» GIVEN DATA
··········

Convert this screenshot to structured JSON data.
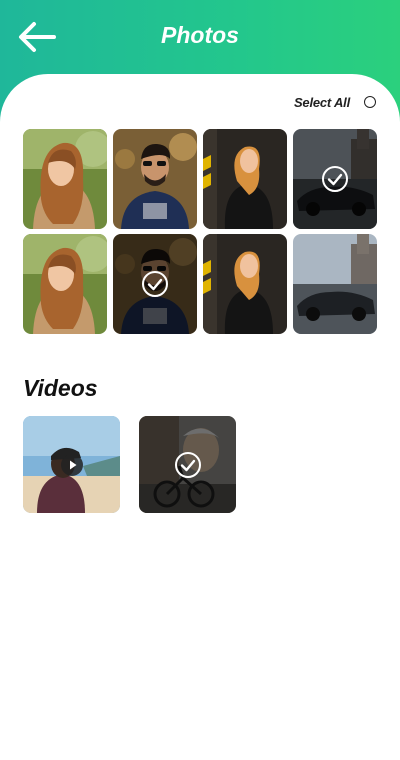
{
  "header": {
    "title": "Photos",
    "back_icon": "back-arrow-icon",
    "gradient": [
      "#1fb79a",
      "#2bd07d"
    ]
  },
  "select_all": {
    "label": "Select All",
    "checked": false
  },
  "photos": [
    {
      "subject": "woman-outdoors",
      "selected": false
    },
    {
      "subject": "man-sunglasses",
      "selected": false
    },
    {
      "subject": "woman-leather-jacket",
      "selected": false
    },
    {
      "subject": "dark-car",
      "selected": true
    },
    {
      "subject": "woman-outdoors",
      "selected": false
    },
    {
      "subject": "man-sunglasses",
      "selected": true
    },
    {
      "subject": "woman-leather-jacket",
      "selected": false
    },
    {
      "subject": "dark-car",
      "selected": false
    }
  ],
  "videos": {
    "heading": "Videos",
    "items": [
      {
        "subject": "woman-beach",
        "selected": false,
        "icon": "play-icon"
      },
      {
        "subject": "man-bicycle",
        "selected": true,
        "icon": "check-icon"
      }
    ]
  },
  "colors": {
    "check": "#ffffff",
    "overlay": "rgba(0,0,0,0.55)"
  }
}
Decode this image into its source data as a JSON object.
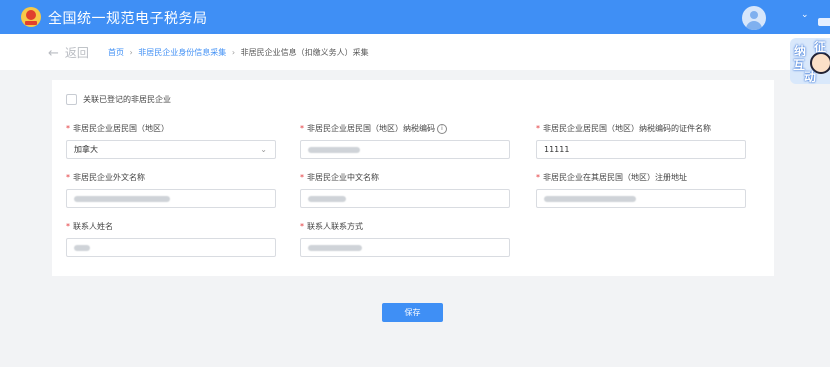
{
  "header": {
    "app_title": "全国统一规范电子税务局",
    "logo_icon": "tax-emblem-icon",
    "avatar_icon": "user-avatar-icon",
    "dropdown_icon": "chevron-down-icon",
    "brand_color": "#3f8ff5"
  },
  "breadcrumb": {
    "back_label": "返回",
    "items": [
      "首页",
      "非居民企业身份信息采集"
    ],
    "current": "非居民企业信息（扣缴义务人）采集",
    "separator": "›"
  },
  "widget": {
    "chars": [
      "纳",
      "征",
      "互",
      "动"
    ]
  },
  "form": {
    "associate_label": "关联已登记的非居民企业",
    "associate_checked": false,
    "fields": {
      "residence_country": {
        "label": "非居民企业居民国（地区）",
        "value": "加拿大",
        "type": "select"
      },
      "tax_id": {
        "label": "非居民企业居民国（地区）纳税编码",
        "value": ""
      },
      "tax_id_cert_name": {
        "label": "非居民企业居民国（地区）纳税编码的证件名称",
        "value": "11111"
      },
      "foreign_name": {
        "label": "非居民企业外文名称",
        "value": ""
      },
      "chinese_name": {
        "label": "非居民企业中文名称",
        "value": ""
      },
      "registered_address": {
        "label": "非居民企业在其居民国（地区）注册地址",
        "value": ""
      },
      "contact_name": {
        "label": "联系人姓名",
        "value": ""
      },
      "contact_info": {
        "label": "联系人联系方式",
        "value": ""
      }
    },
    "required_marker": "*",
    "save_label": "保存"
  }
}
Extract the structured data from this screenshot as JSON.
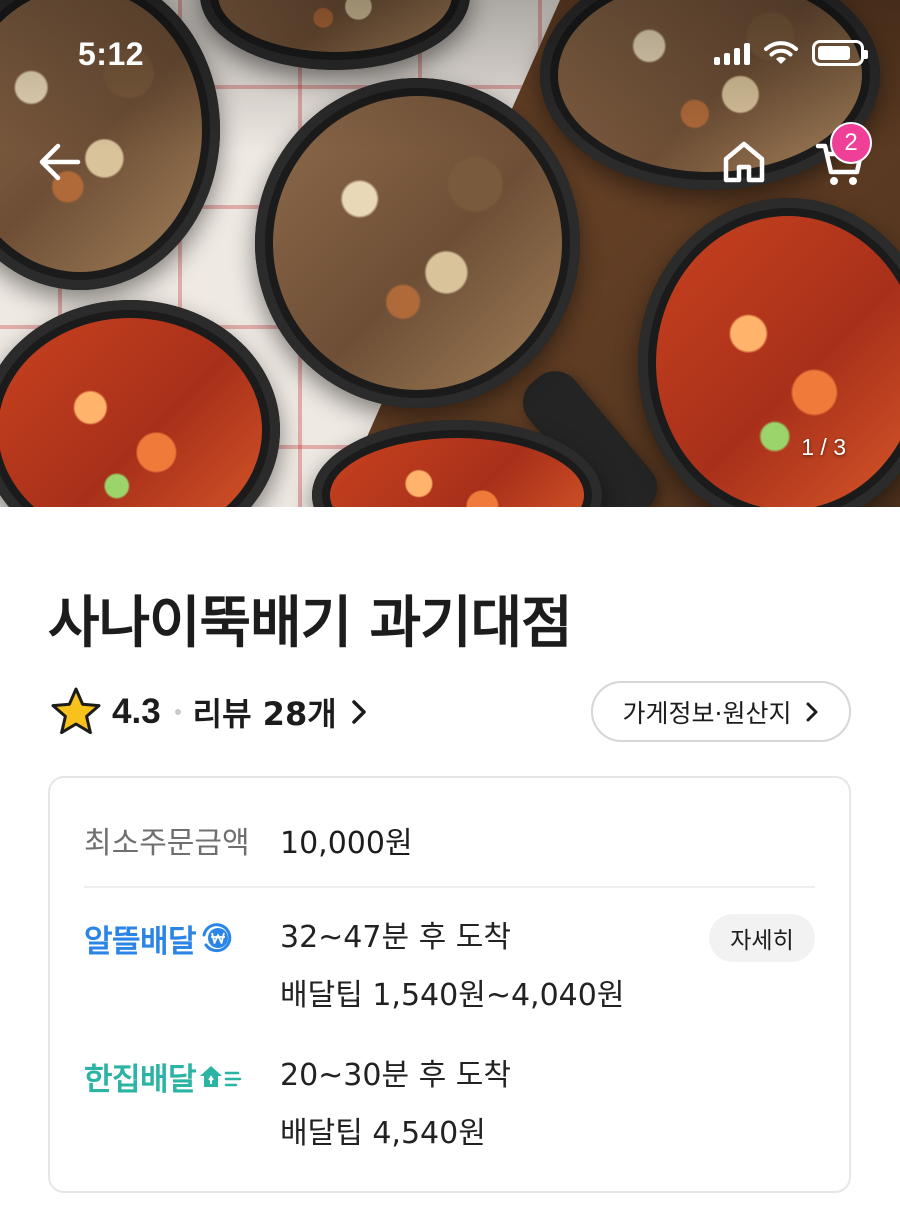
{
  "status_bar": {
    "time": "5:12"
  },
  "hero": {
    "image_counter": "1 / 3",
    "cart_count": "2"
  },
  "store": {
    "name": "사나이뚝배기 과기대점",
    "rating": "4.3",
    "review_label": "리뷰 28개",
    "info_button": "가게정보·원산지"
  },
  "order_info": {
    "min_order_label": "최소주문금액",
    "min_order_value": "10,000원",
    "options": [
      {
        "logo": "알뜰배달",
        "logo_color": "#2b85e6",
        "time": "32~47분 후 도착",
        "tip": "배달팁 1,540원~4,040원",
        "detail_button": "자세히"
      },
      {
        "logo": "한집배달",
        "logo_color": "#2bb3a3",
        "time": "20~30분 후 도착",
        "tip": "배달팁 4,540원"
      }
    ]
  },
  "colors": {
    "badge": "#ef3f97",
    "star": "#f7c21b"
  },
  "icons": [
    "back-arrow-icon",
    "home-icon",
    "cart-icon",
    "star-icon",
    "chevron-right-icon",
    "won-coin-icon",
    "house-speed-icon",
    "signal-icon",
    "wifi-icon",
    "battery-icon"
  ]
}
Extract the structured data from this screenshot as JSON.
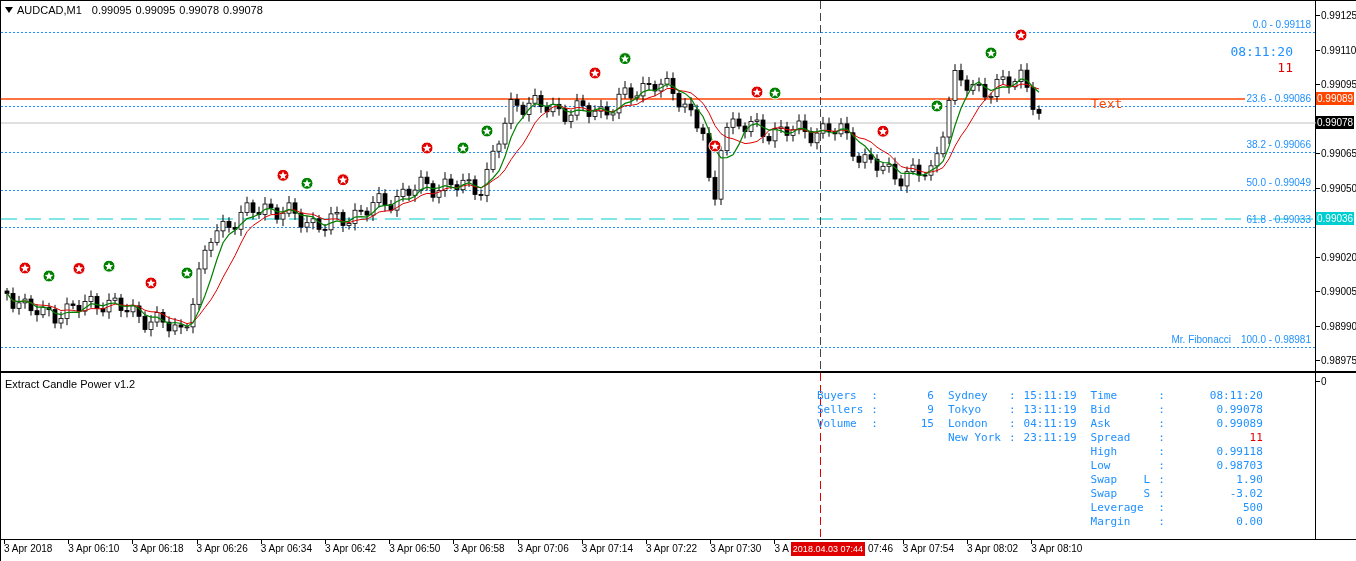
{
  "header": {
    "symbol": "AUDCAD,M1",
    "ohlc": [
      "0.99095",
      "0.99095",
      "0.99078",
      "0.99078"
    ]
  },
  "price_axis": {
    "ticks": [
      "0.99125",
      "0.99110",
      "0.99095",
      "0.99065",
      "0.99050",
      "0.99020",
      "0.99005",
      "0.98990",
      "0.98975"
    ],
    "markers": [
      {
        "kind": "ask",
        "text": "0.99089",
        "color": "#ff4500"
      },
      {
        "kind": "bid",
        "text": "0.99078",
        "color": "#000000"
      },
      {
        "kind": "level",
        "text": "0.99036",
        "color": "#00ced1"
      }
    ]
  },
  "fibonacci": {
    "name": "Mr. Fibonacci",
    "levels": [
      "0.0 - 0.99118",
      "23.6 - 0.99086",
      "38.2 - 0.99066",
      "50.0 - 0.99049",
      "61.8 - 0.99033",
      "100.0 - 0.98981"
    ]
  },
  "overlay": {
    "clock": "08:11:20",
    "spread": "11",
    "text_label": "Text"
  },
  "indicator": {
    "title": "Extract Candle Power v1.2",
    "axis_label": "0",
    "groups": [
      [
        {
          "label": "Buyers",
          "sep": ":",
          "value": "6",
          "alert": false
        },
        {
          "label": "Sellers",
          "sep": ":",
          "value": "9",
          "alert": false
        },
        {
          "label": "Volume",
          "sep": ":",
          "value": "15",
          "alert": false
        }
      ],
      [
        {
          "label": "Sydney",
          "sep": ":",
          "value": "15:11:19",
          "alert": false
        },
        {
          "label": "Tokyo",
          "sep": ":",
          "value": "13:11:19",
          "alert": false
        },
        {
          "label": "London",
          "sep": ":",
          "value": "04:11:19",
          "alert": false
        },
        {
          "label": "New York",
          "sep": ":",
          "value": "23:11:19",
          "alert": false
        }
      ],
      [
        {
          "label": "Time",
          "sep": ":",
          "value": "08:11:20",
          "alert": false
        },
        {
          "label": "Bid",
          "sep": ":",
          "value": "0.99078",
          "alert": false
        },
        {
          "label": "Ask",
          "sep": ":",
          "value": "0.99089",
          "alert": false
        },
        {
          "label": "Spread",
          "sep": ":",
          "value": "11",
          "alert": true
        },
        {
          "label": "High",
          "sep": ":",
          "value": "0.99118",
          "alert": false
        },
        {
          "label": "Low",
          "sep": ":",
          "value": "0.98703",
          "alert": false
        },
        {
          "label": "Swap    L",
          "sep": ":",
          "value": "1.90",
          "alert": false
        },
        {
          "label": "Swap    S",
          "sep": ":",
          "value": "-3.02",
          "alert": false
        },
        {
          "label": "Leverage",
          "sep": ":",
          "value": "500",
          "alert": false
        },
        {
          "label": "Margin",
          "sep": ":",
          "value": "0.00",
          "alert": false
        }
      ]
    ]
  },
  "time_axis": {
    "labels_before": [
      "3 Apr 2018",
      "3 Apr 06:10",
      "3 Apr 06:18",
      "3 Apr 06:26",
      "3 Apr 06:34",
      "3 Apr 06:42",
      "3 Apr 06:50",
      "3 Apr 06:58",
      "3 Apr 07:06",
      "3 Apr 07:14",
      "3 Apr 07:22",
      "3 Apr 07:30",
      "3 A"
    ],
    "crosshair_label": "2018.04.03 07:44",
    "labels_after": [
      "07:46",
      "3 Apr 07:54",
      "3 Apr 08:02",
      "3 Apr 08:10"
    ]
  }
}
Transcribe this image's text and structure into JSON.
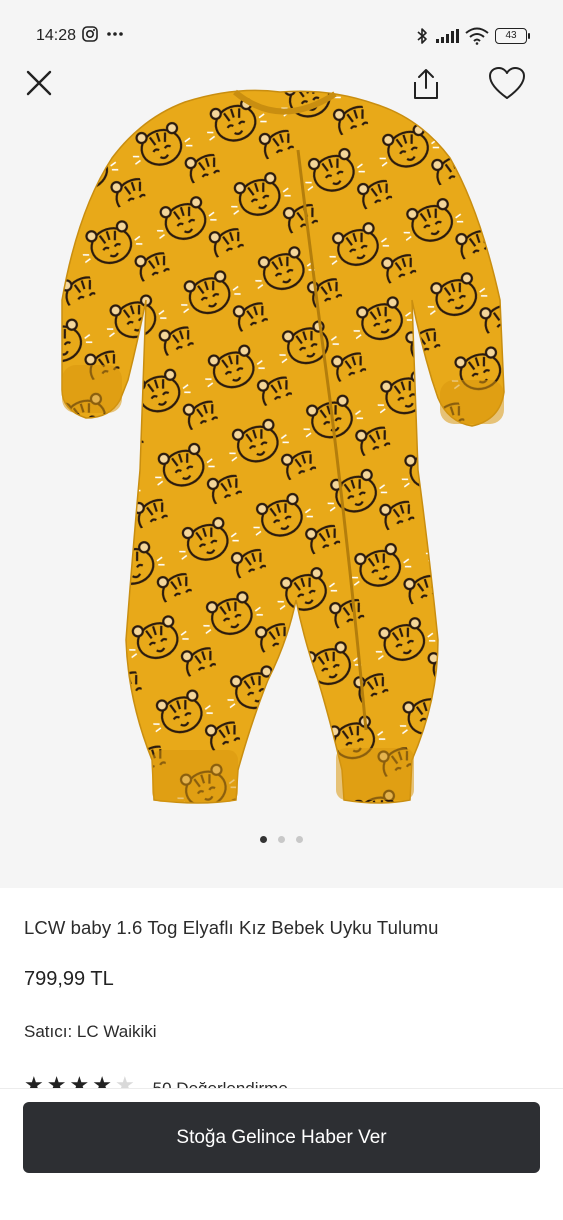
{
  "status_bar": {
    "time": "14:28",
    "battery": "43",
    "icons": [
      "instagram-icon",
      "more-icon",
      "bluetooth-icon",
      "signal-icon",
      "wifi-icon",
      "battery-icon"
    ]
  },
  "toolbar": {
    "icons": [
      "close-icon",
      "share-icon",
      "favorite-icon"
    ]
  },
  "gallery": {
    "page_count": 3,
    "active_index": 0,
    "image_colors": {
      "garment": "#E8A919",
      "background": "#F5F5F5",
      "print": "#2A1A0E"
    }
  },
  "product": {
    "title": "LCW baby 1.6 Tog Elyaflı Kız Bebek Uyku Tulumu",
    "price": "799,99 TL",
    "seller_label": "Satıcı:",
    "seller_name": "LC Waikiki",
    "rating": 4,
    "rating_max": 5,
    "review_count_text": "50 Değerlendirme"
  },
  "actions": {
    "notify_label": "Stoğa Gelince Haber Ver"
  }
}
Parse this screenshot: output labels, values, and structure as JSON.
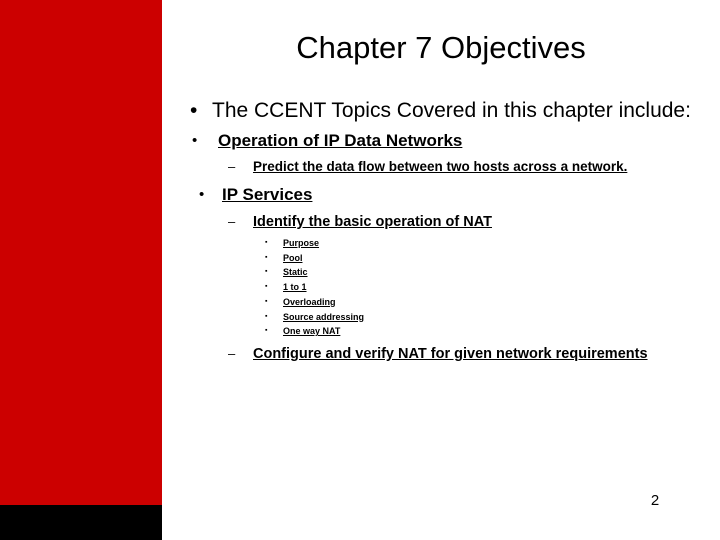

··········

» TASK TO CARRY OUT
Lines holding the word "arrow" in the entries above are the ones to pull out. Copy them all.

» ANSWER FOR THE TASK
    "back_icon": "back-arrow-icon",
    "back-arrow-icon",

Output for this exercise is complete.